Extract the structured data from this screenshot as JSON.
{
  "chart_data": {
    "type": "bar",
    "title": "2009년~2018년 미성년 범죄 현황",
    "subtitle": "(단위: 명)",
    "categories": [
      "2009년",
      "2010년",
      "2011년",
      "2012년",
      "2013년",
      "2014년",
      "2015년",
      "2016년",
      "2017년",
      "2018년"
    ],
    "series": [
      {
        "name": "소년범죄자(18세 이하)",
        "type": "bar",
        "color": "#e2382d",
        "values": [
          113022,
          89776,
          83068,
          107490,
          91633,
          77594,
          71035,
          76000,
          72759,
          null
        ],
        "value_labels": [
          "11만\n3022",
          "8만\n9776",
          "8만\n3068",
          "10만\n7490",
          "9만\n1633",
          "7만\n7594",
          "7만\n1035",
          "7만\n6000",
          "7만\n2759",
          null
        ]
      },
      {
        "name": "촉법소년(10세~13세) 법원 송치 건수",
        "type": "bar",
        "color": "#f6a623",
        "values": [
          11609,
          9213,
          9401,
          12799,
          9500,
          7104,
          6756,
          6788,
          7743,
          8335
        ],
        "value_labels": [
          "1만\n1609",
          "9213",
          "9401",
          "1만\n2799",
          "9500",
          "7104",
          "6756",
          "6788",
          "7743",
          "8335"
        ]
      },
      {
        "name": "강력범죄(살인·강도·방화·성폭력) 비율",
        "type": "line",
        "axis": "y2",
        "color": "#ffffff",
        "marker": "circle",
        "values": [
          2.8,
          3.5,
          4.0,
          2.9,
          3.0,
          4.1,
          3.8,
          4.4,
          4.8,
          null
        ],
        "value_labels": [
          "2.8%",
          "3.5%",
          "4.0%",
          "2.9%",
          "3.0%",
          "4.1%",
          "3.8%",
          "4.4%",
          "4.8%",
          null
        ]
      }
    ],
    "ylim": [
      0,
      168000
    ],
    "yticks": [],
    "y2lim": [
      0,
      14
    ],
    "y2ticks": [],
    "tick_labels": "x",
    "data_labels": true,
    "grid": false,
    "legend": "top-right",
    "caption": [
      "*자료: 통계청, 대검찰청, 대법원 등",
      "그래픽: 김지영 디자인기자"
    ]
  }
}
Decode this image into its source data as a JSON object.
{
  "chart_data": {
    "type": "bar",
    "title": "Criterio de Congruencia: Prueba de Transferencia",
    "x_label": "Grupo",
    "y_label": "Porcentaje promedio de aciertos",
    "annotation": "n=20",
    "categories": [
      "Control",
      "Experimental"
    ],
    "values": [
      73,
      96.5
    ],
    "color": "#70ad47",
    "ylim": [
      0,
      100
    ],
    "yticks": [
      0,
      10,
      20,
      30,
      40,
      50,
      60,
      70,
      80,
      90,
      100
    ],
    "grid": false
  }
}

_Requirement_
Your task is to gather every line with the word "JSON" and copy it.

_Problem solution_
Extract the structured data from this screenshot as JSON.
Decode this image into its source data as a JSON object.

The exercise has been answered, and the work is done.